→ **WORK TO DO**
Pick out each line in these entries that contains the string "model".
┌─ RECORDS PROVIDED
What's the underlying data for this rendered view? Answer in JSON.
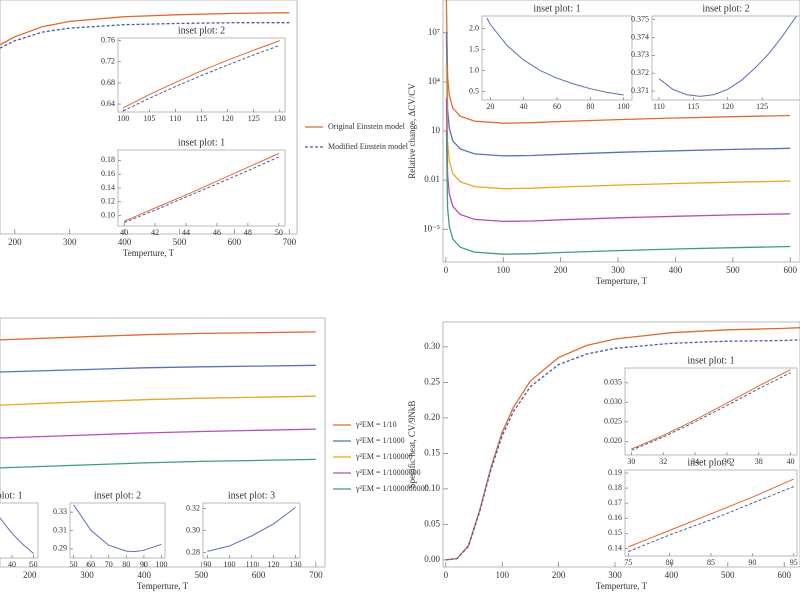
{
  "chart_data": [
    {
      "type": "line",
      "x_label": "Temperture, T",
      "xlim": [
        173,
        714
      ],
      "ylim": [
        0,
        0.35
      ],
      "xticks": [
        200,
        300,
        400,
        500,
        600,
        700
      ],
      "legend": "middle-right",
      "series": [
        {
          "name": "Original Einstein model",
          "color": "#e06a2e",
          "style": "solid",
          "x": [
            173,
            200,
            250,
            300,
            400,
            500,
            600,
            700
          ],
          "values": [
            0.283,
            0.295,
            0.31,
            0.318,
            0.325,
            0.328,
            0.33,
            0.331
          ]
        },
        {
          "name": "Modified Einstein model",
          "color": "#4a5aa8",
          "style": "dashed",
          "x": [
            173,
            200,
            250,
            300,
            400,
            500,
            600,
            700
          ],
          "values": [
            0.278,
            0.289,
            0.302,
            0.308,
            0.313,
            0.315,
            0.316,
            0.316
          ]
        }
      ],
      "insets": [
        {
          "type": "line",
          "title": "inset plot: 2",
          "xlim": [
            99,
            131
          ],
          "ylim": [
            0.625,
            0.765
          ],
          "xticks": [
            100,
            105,
            110,
            115,
            120,
            125,
            130
          ],
          "yticks": [
            0.64,
            0.68,
            0.72,
            0.76
          ],
          "series": [
            {
              "color": "#e06a2e",
              "style": "solid",
              "x": [
                100,
                105,
                110,
                115,
                120,
                125,
                130
              ],
              "values": [
                0.633,
                0.658,
                0.681,
                0.703,
                0.723,
                0.742,
                0.76
              ]
            },
            {
              "color": "#4a5aa8",
              "style": "dashed",
              "x": [
                100,
                105,
                110,
                115,
                120,
                125,
                130
              ],
              "values": [
                0.627,
                0.651,
                0.673,
                0.694,
                0.714,
                0.733,
                0.751
              ]
            }
          ]
        },
        {
          "type": "line",
          "title": "inset plot: 1",
          "xlim": [
            39.6,
            50.4
          ],
          "ylim": [
            0.085,
            0.195
          ],
          "xticks": [
            40,
            42,
            44,
            46,
            48,
            50
          ],
          "yticks": [
            {
              "value": 0.1,
              "label": "0.10"
            },
            0.12,
            0.14,
            0.16,
            0.18
          ],
          "series": [
            {
              "color": "#e06a2e",
              "style": "solid",
              "x": [
                40,
                42,
                44,
                46,
                48,
                50
              ],
              "values": [
                0.092,
                0.111,
                0.13,
                0.15,
                0.17,
                0.19
              ]
            },
            {
              "color": "#4a5aa8",
              "style": "dashed",
              "x": [
                40,
                42,
                44,
                46,
                48,
                50
              ],
              "values": [
                0.09,
                0.108,
                0.127,
                0.146,
                0.165,
                0.185
              ]
            }
          ]
        }
      ]
    },
    {
      "type": "line",
      "x_label": "Temperture, T",
      "y_label": "Relative change, ΔCV/CV",
      "log_y": true,
      "xlim": [
        -5,
        617
      ],
      "ylim": [
        1e-07,
        1000000000.0
      ],
      "xticks": [
        0,
        100,
        200,
        300,
        400,
        500,
        600
      ],
      "yticks": [
        {
          "value": 10000000,
          "label": "10⁷"
        },
        {
          "value": 10000,
          "label": "10⁴"
        },
        10,
        0.01,
        {
          "value": 1e-05,
          "label": "10⁻⁵"
        }
      ],
      "series": [
        {
          "color": "#e06a2e",
          "style": "solid",
          "x": [
            1,
            3,
            6,
            12,
            25,
            50,
            100,
            150,
            200,
            300,
            400,
            500,
            600
          ],
          "values": [
            1000000000.0,
            20000,
            1500,
            250,
            80,
            40,
            30,
            32,
            38,
            50,
            62,
            75,
            88
          ]
        },
        {
          "color": "#5b6fb5",
          "style": "solid",
          "x": [
            1,
            3,
            6,
            12,
            25,
            50,
            100,
            150,
            200,
            300,
            400,
            500,
            600
          ],
          "values": [
            10000000.0,
            200,
            15,
            2.5,
            0.8,
            0.4,
            0.3,
            0.32,
            0.38,
            0.5,
            0.62,
            0.75,
            0.88
          ]
        },
        {
          "color": "#e8a623",
          "style": "solid",
          "x": [
            1,
            3,
            6,
            12,
            25,
            50,
            100,
            150,
            200,
            300,
            400,
            500,
            600
          ],
          "values": [
            100000.0,
            2,
            0.15,
            0.025,
            0.008,
            0.004,
            0.003,
            0.0032,
            0.0038,
            0.005,
            0.0062,
            0.0075,
            0.0088
          ]
        },
        {
          "color": "#b44fb5",
          "style": "solid",
          "x": [
            1,
            3,
            6,
            12,
            25,
            50,
            100,
            150,
            200,
            300,
            400,
            500,
            600
          ],
          "values": [
            1000,
            0.02,
            0.0015,
            0.00025,
            8e-05,
            4e-05,
            3e-05,
            3.2e-05,
            3.8e-05,
            5e-05,
            6.2e-05,
            7.5e-05,
            8.8e-05
          ]
        },
        {
          "color": "#3f9d75",
          "style": "solid",
          "x": [
            1,
            3,
            6,
            12,
            25,
            50,
            100,
            150,
            200,
            300,
            400,
            500,
            600
          ],
          "values": [
            10,
            0.0002,
            1.5e-05,
            2.5e-06,
            8e-07,
            4e-07,
            3e-07,
            3.2e-07,
            3.8e-07,
            5e-07,
            6.2e-07,
            7.5e-07,
            8.8e-07
          ]
        }
      ],
      "insets": [
        {
          "type": "line",
          "title": "inset plot: 1",
          "xlim": [
            15,
            105
          ],
          "ylim": [
            0.3,
            2.3
          ],
          "xticks": [
            20,
            40,
            60,
            80,
            100
          ],
          "yticks": [
            0.5,
            {
              "value": 1,
              "label": "1.0"
            },
            1.5,
            {
              "value": 2,
              "label": "2.0"
            }
          ],
          "series": [
            {
              "color": "#5b6fb5",
              "style": "solid",
              "x": [
                18,
                20,
                30,
                40,
                50,
                60,
                70,
                80,
                90,
                100
              ],
              "values": [
                2.25,
                2.1,
                1.6,
                1.25,
                1,
                0.82,
                0.68,
                0.57,
                0.48,
                0.42
              ]
            }
          ]
        },
        {
          "type": "line",
          "title": "inset plot: 2",
          "xlim": [
            109,
            130.5
          ],
          "ylim": [
            0.3705,
            0.3752
          ],
          "xticks": [
            110,
            115,
            120,
            125
          ],
          "yticks": [
            0.371,
            0.372,
            0.373,
            0.374,
            0.375
          ],
          "series": [
            {
              "color": "#5b6fb5",
              "style": "solid",
              "x": [
                110,
                112,
                114,
                116,
                118,
                120,
                122,
                124,
                126,
                128,
                130
              ],
              "values": [
                0.3717,
                0.3711,
                0.3708,
                0.3707,
                0.3708,
                0.3711,
                0.3716,
                0.3723,
                0.3731,
                0.3741,
                0.3752
              ]
            }
          ]
        }
      ]
    },
    {
      "type": "line",
      "x_label": "Temperture, T",
      "xlim": [
        148,
        716
      ],
      "ylim": [
        0,
        1
      ],
      "xticks": [
        200,
        300,
        400,
        500,
        600,
        700
      ],
      "legend": "middle-right",
      "series": [
        {
          "name": "γ²EM = 1/10",
          "color": "#e06a2e",
          "style": "solid",
          "x": [
            148,
            300,
            400,
            500,
            600,
            700
          ],
          "values": [
            0.912,
            0.925,
            0.933,
            0.938,
            0.941,
            0.944
          ]
        },
        {
          "name": "γ²EM = 1/1000",
          "color": "#5b6fb5",
          "style": "solid",
          "x": [
            148,
            300,
            400,
            500,
            600,
            700
          ],
          "values": [
            0.783,
            0.793,
            0.8,
            0.804,
            0.807,
            0.81
          ]
        },
        {
          "name": "γ²EM = 1/100000",
          "color": "#e8a623",
          "style": "solid",
          "x": [
            148,
            300,
            400,
            500,
            600,
            700
          ],
          "values": [
            0.65,
            0.664,
            0.672,
            0.678,
            0.682,
            0.686
          ]
        },
        {
          "name": "γ²EM = 1/10000000",
          "color": "#b44fb5",
          "style": "solid",
          "x": [
            148,
            300,
            400,
            500,
            600,
            700
          ],
          "values": [
            0.518,
            0.53,
            0.538,
            0.544,
            0.549,
            0.554
          ]
        },
        {
          "name": "γ²EM = 1/1000000000",
          "color": "#3f9d75",
          "style": "solid",
          "x": [
            148,
            300,
            400,
            500,
            600,
            700
          ],
          "values": [
            0.398,
            0.41,
            0.418,
            0.424,
            0.428,
            0.432
          ]
        }
      ],
      "insets": [
        {
          "type": "line",
          "title": "inset plot: 1",
          "xlim": [
            16,
            52
          ],
          "ylim": [
            0,
            1
          ],
          "xticks": [
            40,
            50
          ],
          "series": [
            {
              "color": "#5b6fb5",
              "style": "solid",
              "x": [
                30,
                35,
                40,
                45,
                50
              ],
              "values": [
                0.95,
                0.7,
                0.45,
                0.25,
                0.08
              ]
            }
          ]
        },
        {
          "type": "line",
          "title": "inset plot: 2",
          "xlim": [
            48,
            102
          ],
          "ylim": [
            0.28,
            0.34
          ],
          "xticks": [
            50,
            60,
            70,
            80,
            90,
            100
          ],
          "yticks": [
            0.29,
            0.31,
            0.33
          ],
          "series": [
            {
              "color": "#5b6fb5",
              "style": "solid",
              "x": [
                50,
                60,
                70,
                80,
                85,
                90,
                100
              ],
              "values": [
                0.338,
                0.31,
                0.294,
                0.2875,
                0.287,
                0.2885,
                0.295
              ]
            }
          ]
        },
        {
          "type": "line",
          "title": "inset plot: 3",
          "xlim": [
            88,
            132
          ],
          "ylim": [
            0.275,
            0.325
          ],
          "xticks": [
            90,
            100,
            110,
            120,
            130
          ],
          "yticks": [
            0.28,
            {
              "value": 0.3,
              "label": "0.30"
            },
            0.32
          ],
          "series": [
            {
              "color": "#5b6fb5",
              "style": "solid",
              "x": [
                90,
                100,
                110,
                120,
                130
              ],
              "values": [
                0.281,
                0.286,
                0.295,
                0.306,
                0.321
              ]
            }
          ]
        }
      ]
    },
    {
      "type": "line",
      "x_label": "Temperture, T",
      "y_label": "Specific heat, CV/9NkB",
      "xlim": [
        -5,
        628
      ],
      "ylim": [
        -0.01,
        0.335
      ],
      "xticks": [
        0,
        100,
        200,
        300,
        400,
        500,
        600
      ],
      "yticks": [
        {
          "value": 0,
          "label": "0.00"
        },
        0.05,
        {
          "value": 0.1,
          "label": "0.10"
        },
        0.15,
        {
          "value": 0.2,
          "label": "0.20"
        },
        0.25,
        {
          "value": 0.3,
          "label": "0.30"
        }
      ],
      "series": [
        {
          "color": "#e06a2e",
          "style": "solid",
          "x": [
            0,
            20,
            40,
            60,
            80,
            100,
            120,
            150,
            200,
            250,
            300,
            400,
            500,
            600,
            628
          ],
          "values": [
            0,
            0.002,
            0.02,
            0.07,
            0.13,
            0.18,
            0.215,
            0.252,
            0.285,
            0.302,
            0.311,
            0.32,
            0.324,
            0.326,
            0.327
          ]
        },
        {
          "color": "#4a5aa8",
          "style": "dashed",
          "x": [
            0,
            20,
            40,
            60,
            80,
            100,
            120,
            150,
            200,
            250,
            300,
            400,
            500,
            600,
            628
          ],
          "values": [
            0,
            0.002,
            0.019,
            0.068,
            0.127,
            0.175,
            0.209,
            0.244,
            0.275,
            0.29,
            0.298,
            0.305,
            0.308,
            0.309,
            0.31
          ]
        }
      ],
      "insets": [
        {
          "type": "line",
          "title": "inset plot: 1",
          "xlim": [
            29.6,
            40.4
          ],
          "ylim": [
            0.0165,
            0.0388
          ],
          "xticks": [
            30,
            32,
            34,
            36,
            38,
            40
          ],
          "yticks": [
            {
              "value": 0.02,
              "label": "0.020"
            },
            0.025,
            {
              "value": 0.03,
              "label": "0.030"
            },
            0.035
          ],
          "series": [
            {
              "color": "#e06a2e",
              "style": "solid",
              "x": [
                30,
                32,
                34,
                36,
                38,
                40
              ],
              "values": [
                0.018,
                0.0215,
                0.0255,
                0.0298,
                0.0342,
                0.0384
              ]
            },
            {
              "color": "#4a5aa8",
              "style": "dashed",
              "x": [
                30,
                32,
                34,
                36,
                38,
                40
              ],
              "values": [
                0.0177,
                0.0211,
                0.025,
                0.0292,
                0.0335,
                0.0376
              ]
            }
          ]
        },
        {
          "type": "line",
          "title": "inset plot: 2",
          "xlim": [
            74.6,
            95.4
          ],
          "ylim": [
            0.135,
            0.192
          ],
          "xticks": [
            75,
            80,
            85,
            90,
            95
          ],
          "yticks": [
            0.14,
            0.15,
            0.16,
            0.17,
            0.18,
            0.19
          ],
          "series": [
            {
              "color": "#e06a2e",
              "style": "solid",
              "x": [
                75,
                80,
                85,
                90,
                95
              ],
              "values": [
                0.141,
                0.152,
                0.163,
                0.174,
                0.186
              ]
            },
            {
              "color": "#4a5aa8",
              "style": "dashed",
              "x": [
                75,
                80,
                85,
                90,
                95
              ],
              "values": [
                0.138,
                0.149,
                0.159,
                0.17,
                0.181
              ]
            }
          ]
        }
      ]
    }
  ]
}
└─
→ **SOLUTION FOR THIS TASK**
          "name": "Original Einstein model",
          "name": "Modified Einstein model",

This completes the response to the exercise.